— start of DATASET EXTRACT —

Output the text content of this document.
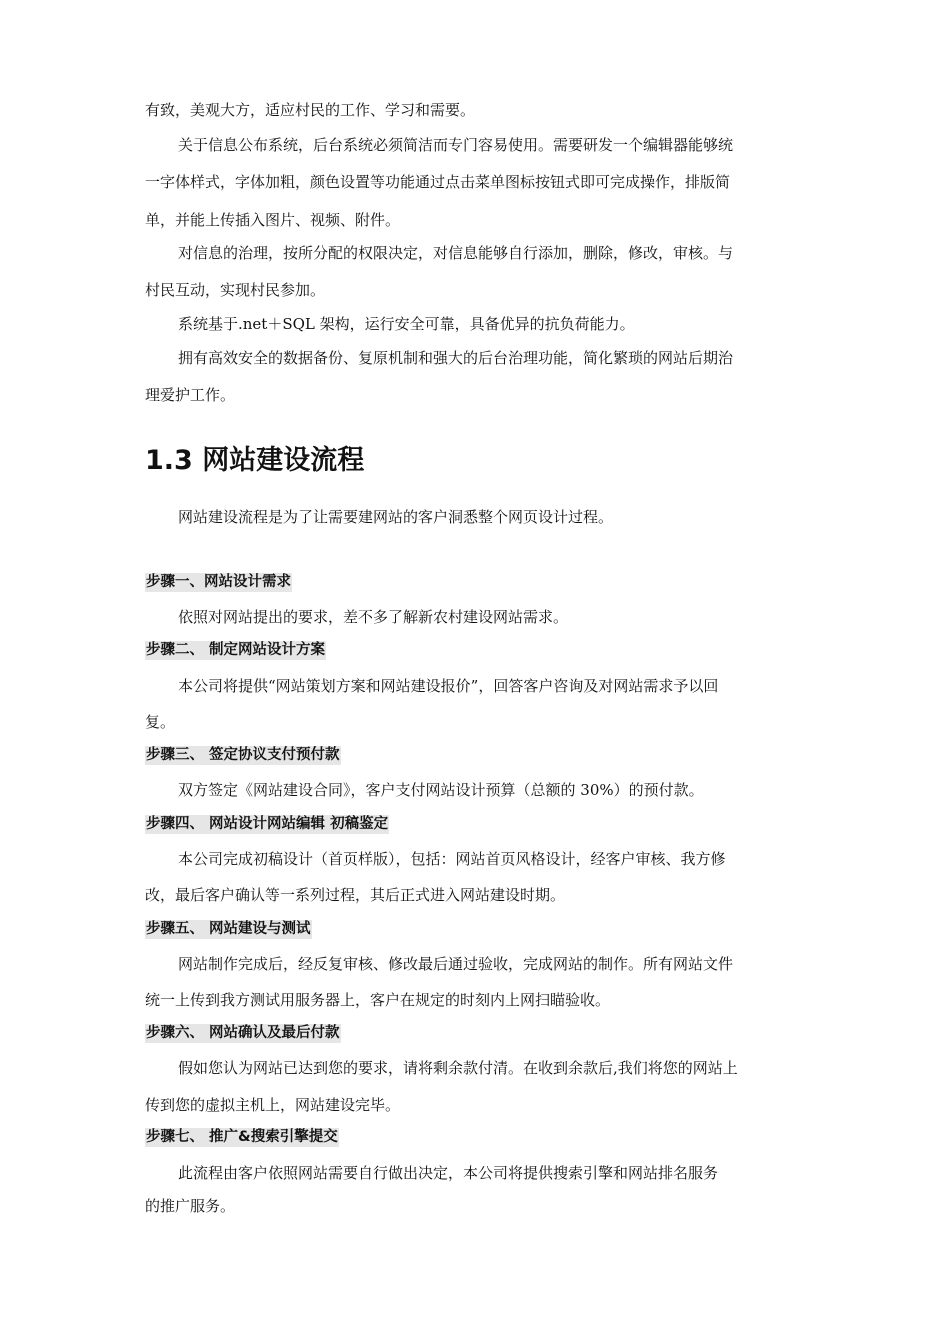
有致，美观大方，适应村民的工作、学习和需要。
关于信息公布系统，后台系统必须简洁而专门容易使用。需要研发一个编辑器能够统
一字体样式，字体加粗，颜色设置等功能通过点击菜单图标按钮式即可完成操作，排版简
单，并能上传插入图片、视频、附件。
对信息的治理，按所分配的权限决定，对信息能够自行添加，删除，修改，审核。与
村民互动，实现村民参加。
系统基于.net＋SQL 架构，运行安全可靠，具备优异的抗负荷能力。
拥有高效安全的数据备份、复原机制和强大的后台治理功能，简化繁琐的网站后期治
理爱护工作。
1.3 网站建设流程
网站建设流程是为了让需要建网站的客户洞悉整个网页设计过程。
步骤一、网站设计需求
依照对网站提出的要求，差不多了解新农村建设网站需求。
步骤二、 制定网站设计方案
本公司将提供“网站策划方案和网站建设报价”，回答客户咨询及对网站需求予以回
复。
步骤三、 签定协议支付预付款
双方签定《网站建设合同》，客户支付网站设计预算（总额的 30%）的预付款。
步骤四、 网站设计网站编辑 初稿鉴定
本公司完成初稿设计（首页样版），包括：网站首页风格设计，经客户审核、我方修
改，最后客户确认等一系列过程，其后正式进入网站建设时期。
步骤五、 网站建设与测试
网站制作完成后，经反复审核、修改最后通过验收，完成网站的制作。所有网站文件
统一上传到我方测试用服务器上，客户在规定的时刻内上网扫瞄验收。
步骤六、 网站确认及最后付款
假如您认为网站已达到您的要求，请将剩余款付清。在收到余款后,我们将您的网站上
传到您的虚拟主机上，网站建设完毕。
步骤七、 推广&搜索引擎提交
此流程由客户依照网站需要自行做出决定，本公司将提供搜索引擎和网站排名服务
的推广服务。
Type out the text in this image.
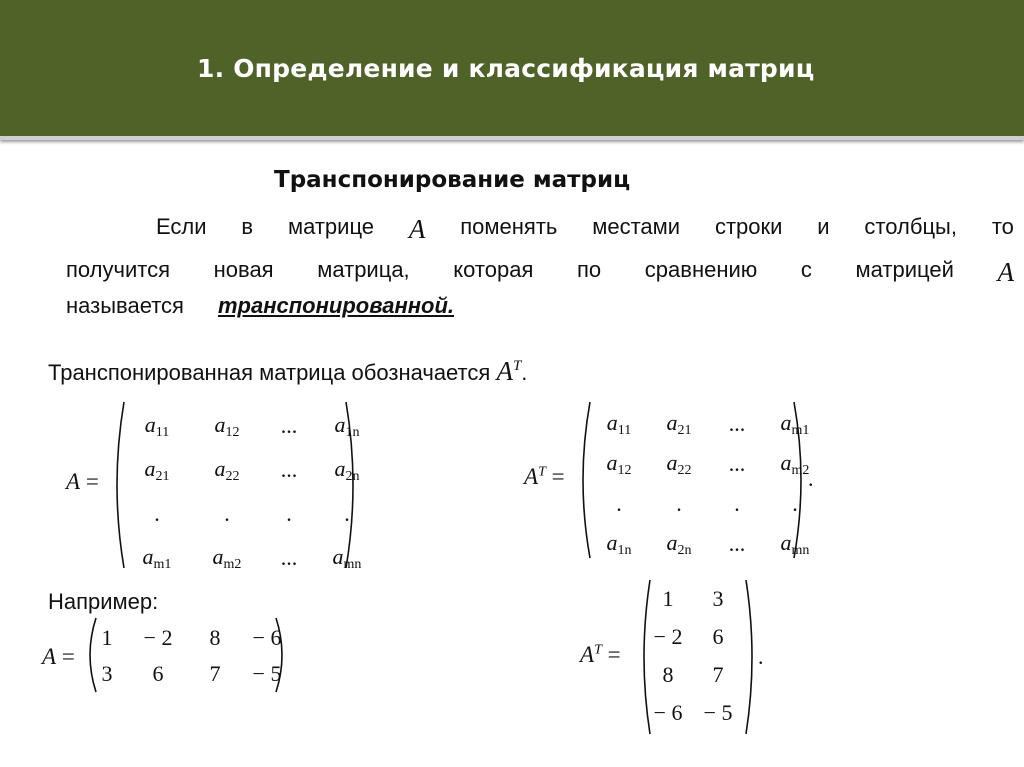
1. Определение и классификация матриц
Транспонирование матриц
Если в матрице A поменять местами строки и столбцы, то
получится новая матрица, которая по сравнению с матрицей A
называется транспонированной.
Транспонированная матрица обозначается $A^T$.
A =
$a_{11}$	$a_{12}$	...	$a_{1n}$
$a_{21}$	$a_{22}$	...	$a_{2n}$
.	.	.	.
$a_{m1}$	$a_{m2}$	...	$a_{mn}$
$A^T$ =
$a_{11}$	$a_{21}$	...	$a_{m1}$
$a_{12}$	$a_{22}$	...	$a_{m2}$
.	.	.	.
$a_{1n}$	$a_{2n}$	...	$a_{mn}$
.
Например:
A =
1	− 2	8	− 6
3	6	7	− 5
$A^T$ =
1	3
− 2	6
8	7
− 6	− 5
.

— end of DATASET EXTRACT —

◆ WHAT IS BEING ASKED ◆
Using the material above, return every line exactly as it appears, minus the pictures.

◆ EXPECTED ANSWER ◆
Output the text content of this document.
有致，美观大方，适应村民的工作、学习和需要。
关于信息公布系统，后台系统必须简洁而专门容易使用。需要研发一个编辑器能够统
一字体样式，字体加粗，颜色设置等功能通过点击菜单图标按钮式即可完成操作，排版简
单，并能上传插入图片、视频、附件。
对信息的治理，按所分配的权限决定，对信息能够自行添加，删除，修改，审核。与
村民互动，实现村民参加。
系统基于.net＋SQL 架构，运行安全可靠，具备优异的抗负荷能力。
拥有高效安全的数据备份、复原机制和强大的后台治理功能，简化繁琐的网站后期治
理爱护工作。
1.3 网站建设流程
网站建设流程是为了让需要建网站的客户洞悉整个网页设计过程。
步骤一、网站设计需求
依照对网站提出的要求，差不多了解新农村建设网站需求。
步骤二、 制定网站设计方案
本公司将提供“网站策划方案和网站建设报价”，回答客户咨询及对网站需求予以回
复。
步骤三、 签定协议支付预付款
双方签定《网站建设合同》，客户支付网站设计预算（总额的 30%）的预付款。
步骤四、 网站设计网站编辑 初稿鉴定
本公司完成初稿设计（首页样版），包括：网站首页风格设计，经客户审核、我方修
改，最后客户确认等一系列过程，其后正式进入网站建设时期。
步骤五、 网站建设与测试
网站制作完成后，经反复审核、修改最后通过验收，完成网站的制作。所有网站文件
统一上传到我方测试用服务器上，客户在规定的时刻内上网扫瞄验收。
步骤六、 网站确认及最后付款
假如您认为网站已达到您的要求，请将剩余款付清。在收到余款后,我们将您的网站上
传到您的虚拟主机上，网站建设完毕。
步骤七、 推广&搜索引擎提交
此流程由客户依照网站需要自行做出决定，本公司将提供搜索引擎和网站排名服务
的推广服务。
Type out the text in this image.
1. Определение и классификация матриц
Транспонирование матриц
Если в матрице A поменять местами строки и столбцы, то
получится новая матрица, которая по сравнению с матрицей A
называется транспонированной.
Транспонированная матрица обозначается $A^T$.
A =
$a_{11}$	$a_{12}$	...	$a_{1n}$
$a_{21}$	$a_{22}$	...	$a_{2n}$
.	.	.	.
$a_{m1}$	$a_{m2}$	...	$a_{mn}$
$A^T$ =
$a_{11}$	$a_{21}$	...	$a_{m1}$
$a_{12}$	$a_{22}$	...	$a_{m2}$
.	.	.	.
$a_{1n}$	$a_{2n}$	...	$a_{mn}$
.
Например:
A =
1	− 2	8	− 6
3	6	7	− 5
$A^T$ =
1	3
− 2	6
8	7
− 6	− 5
.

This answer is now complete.